> _What is needed_:
What follows is a set of entries. Give them again exactly, without the pictures.
##### Records supplied
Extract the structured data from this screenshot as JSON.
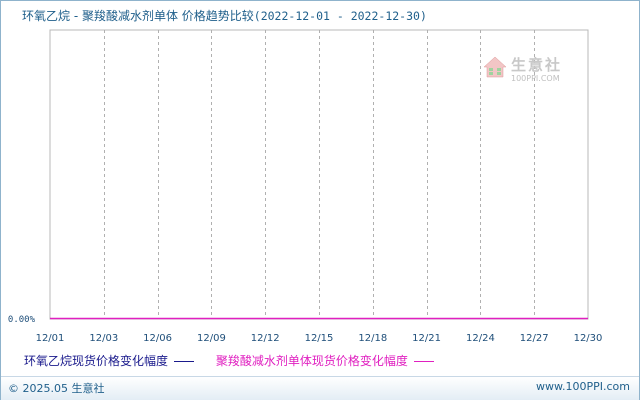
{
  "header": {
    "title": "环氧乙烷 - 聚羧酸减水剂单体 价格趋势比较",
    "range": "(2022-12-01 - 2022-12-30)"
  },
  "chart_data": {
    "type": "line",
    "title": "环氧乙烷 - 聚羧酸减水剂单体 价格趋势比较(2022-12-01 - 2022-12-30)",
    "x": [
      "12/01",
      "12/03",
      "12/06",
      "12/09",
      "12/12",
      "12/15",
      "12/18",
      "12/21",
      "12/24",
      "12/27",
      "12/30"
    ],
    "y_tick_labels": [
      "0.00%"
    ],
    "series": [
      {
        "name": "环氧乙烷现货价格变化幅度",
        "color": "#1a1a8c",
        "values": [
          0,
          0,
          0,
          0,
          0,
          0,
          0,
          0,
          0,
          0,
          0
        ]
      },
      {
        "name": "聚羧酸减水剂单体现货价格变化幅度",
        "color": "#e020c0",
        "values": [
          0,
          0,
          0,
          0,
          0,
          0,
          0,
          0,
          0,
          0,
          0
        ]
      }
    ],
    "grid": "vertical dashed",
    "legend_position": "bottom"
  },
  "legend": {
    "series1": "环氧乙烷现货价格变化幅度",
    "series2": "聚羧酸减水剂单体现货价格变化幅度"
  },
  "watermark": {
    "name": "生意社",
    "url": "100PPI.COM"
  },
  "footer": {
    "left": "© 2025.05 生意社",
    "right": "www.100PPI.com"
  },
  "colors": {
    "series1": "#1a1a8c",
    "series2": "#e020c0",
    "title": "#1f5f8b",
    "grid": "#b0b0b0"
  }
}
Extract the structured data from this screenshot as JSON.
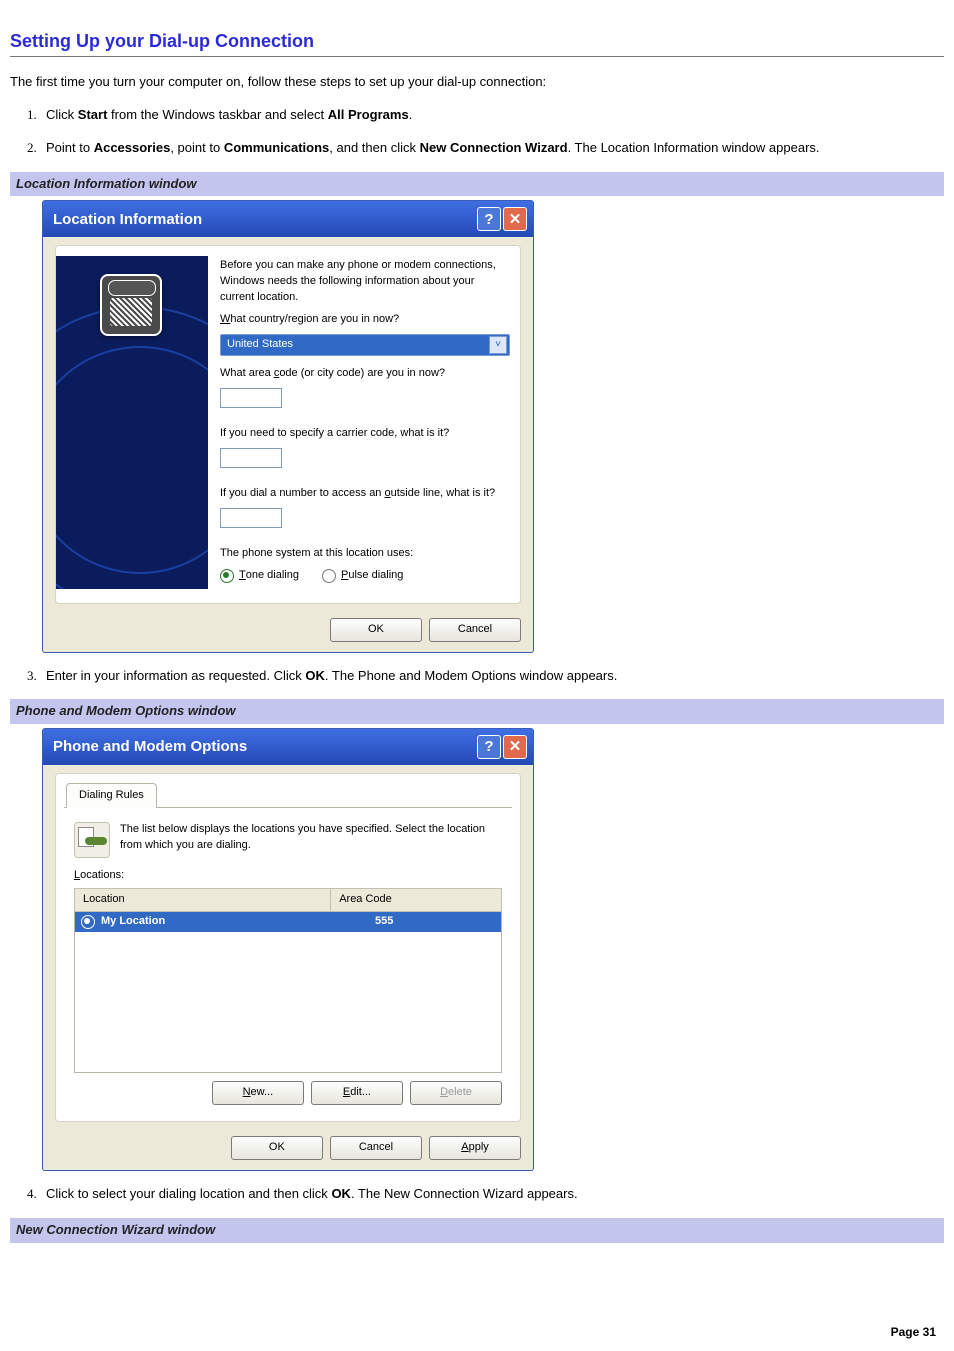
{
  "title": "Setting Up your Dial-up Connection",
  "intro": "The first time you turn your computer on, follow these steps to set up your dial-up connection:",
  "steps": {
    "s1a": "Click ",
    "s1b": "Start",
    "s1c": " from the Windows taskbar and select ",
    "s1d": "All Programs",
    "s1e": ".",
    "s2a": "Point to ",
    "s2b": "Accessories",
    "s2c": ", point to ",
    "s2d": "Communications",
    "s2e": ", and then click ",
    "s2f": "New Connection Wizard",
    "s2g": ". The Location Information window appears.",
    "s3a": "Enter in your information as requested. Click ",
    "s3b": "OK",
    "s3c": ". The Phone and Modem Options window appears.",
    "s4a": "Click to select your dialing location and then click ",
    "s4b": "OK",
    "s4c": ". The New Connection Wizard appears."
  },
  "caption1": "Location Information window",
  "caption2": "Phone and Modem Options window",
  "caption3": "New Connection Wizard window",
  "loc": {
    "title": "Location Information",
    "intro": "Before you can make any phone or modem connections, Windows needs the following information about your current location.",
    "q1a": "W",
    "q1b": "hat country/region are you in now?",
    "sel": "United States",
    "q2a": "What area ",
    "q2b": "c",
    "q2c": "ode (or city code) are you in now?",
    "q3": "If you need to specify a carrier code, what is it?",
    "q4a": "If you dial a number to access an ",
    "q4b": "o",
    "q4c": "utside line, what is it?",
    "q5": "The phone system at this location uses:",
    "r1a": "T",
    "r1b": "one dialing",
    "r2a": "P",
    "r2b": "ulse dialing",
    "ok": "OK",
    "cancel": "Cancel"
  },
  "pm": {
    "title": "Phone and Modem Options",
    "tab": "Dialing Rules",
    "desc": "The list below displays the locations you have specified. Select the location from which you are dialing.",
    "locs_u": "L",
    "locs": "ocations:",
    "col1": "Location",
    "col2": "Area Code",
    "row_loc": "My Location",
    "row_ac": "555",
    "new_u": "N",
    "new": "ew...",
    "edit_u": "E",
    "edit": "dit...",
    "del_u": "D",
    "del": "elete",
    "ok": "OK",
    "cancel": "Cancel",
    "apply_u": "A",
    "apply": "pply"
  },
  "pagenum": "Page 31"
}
##########
> _Task output_:
Extract the structured data from this screenshot as JSON.
{
  "header": {
    "title": "环氧乙烷 - 聚羧酸减水剂单体 价格趋势比较",
    "range": "(2022-12-01 - 2022-12-30)"
  },
  "chart_data": {
    "type": "line",
    "title": "环氧乙烷 - 聚羧酸减水剂单体 价格趋势比较(2022-12-01 - 2022-12-30)",
    "x": [
      "12/01",
      "12/03",
      "12/06",
      "12/09",
      "12/12",
      "12/15",
      "12/18",
      "12/21",
      "12/24",
      "12/27",
      "12/30"
    ],
    "y_tick_labels": [
      "0.00%"
    ],
    "series": [
      {
        "name": "环氧乙烷现货价格变化幅度",
        "color": "#1a1a8c",
        "values": [
          0,
          0,
          0,
          0,
          0,
          0,
          0,
          0,
          0,
          0,
          0
        ]
      },
      {
        "name": "聚羧酸减水剂单体现货价格变化幅度",
        "color": "#e020c0",
        "values": [
          0,
          0,
          0,
          0,
          0,
          0,
          0,
          0,
          0,
          0,
          0
        ]
      }
    ],
    "grid": "vertical dashed",
    "legend_position": "bottom"
  },
  "legend": {
    "series1": "环氧乙烷现货价格变化幅度",
    "series2": "聚羧酸减水剂单体现货价格变化幅度"
  },
  "watermark": {
    "name": "生意社",
    "url": "100PPI.COM"
  },
  "footer": {
    "left": "© 2025.05 生意社",
    "right": "www.100PPI.com"
  },
  "colors": {
    "series1": "#1a1a8c",
    "series2": "#e020c0",
    "title": "#1f5f8b",
    "grid": "#b0b0b0"
  }
}
Extract the structured data from this screenshot as JSON.
{
  "title": "Setting Up your Dial-up Connection",
  "intro": "The first time you turn your computer on, follow these steps to set up your dial-up connection:",
  "steps": {
    "s1a": "Click ",
    "s1b": "Start",
    "s1c": " from the Windows taskbar and select ",
    "s1d": "All Programs",
    "s1e": ".",
    "s2a": "Point to ",
    "s2b": "Accessories",
    "s2c": ", point to ",
    "s2d": "Communications",
    "s2e": ", and then click ",
    "s2f": "New Connection Wizard",
    "s2g": ". The Location Information window appears.",
    "s3a": "Enter in your information as requested. Click ",
    "s3b": "OK",
    "s3c": ". The Phone and Modem Options window appears.",
    "s4a": "Click to select your dialing location and then click ",
    "s4b": "OK",
    "s4c": ". The New Connection Wizard appears."
  },
  "caption1": "Location Information window",
  "caption2": "Phone and Modem Options window",
  "caption3": "New Connection Wizard window",
  "loc": {
    "title": "Location Information",
    "intro": "Before you can make any phone or modem connections, Windows needs the following information about your current location.",
    "q1a": "W",
    "q1b": "hat country/region are you in now?",
    "sel": "United States",
    "q2a": "What area ",
    "q2b": "c",
    "q2c": "ode (or city code) are you in now?",
    "q3": "If you need to specify a carrier code, what is it?",
    "q4a": "If you dial a number to access an ",
    "q4b": "o",
    "q4c": "utside line, what is it?",
    "q5": "The phone system at this location uses:",
    "r1a": "T",
    "r1b": "one dialing",
    "r2a": "P",
    "r2b": "ulse dialing",
    "ok": "OK",
    "cancel": "Cancel"
  },
  "pm": {
    "title": "Phone and Modem Options",
    "tab": "Dialing Rules",
    "desc": "The list below displays the locations you have specified. Select the location from which you are dialing.",
    "locs_u": "L",
    "locs": "ocations:",
    "col1": "Location",
    "col2": "Area Code",
    "row_loc": "My Location",
    "row_ac": "555",
    "new_u": "N",
    "new": "ew...",
    "edit_u": "E",
    "edit": "dit...",
    "del_u": "D",
    "del": "elete",
    "ok": "OK",
    "cancel": "Cancel",
    "apply_u": "A",
    "apply": "pply"
  },
  "pagenum": "Page 31"
}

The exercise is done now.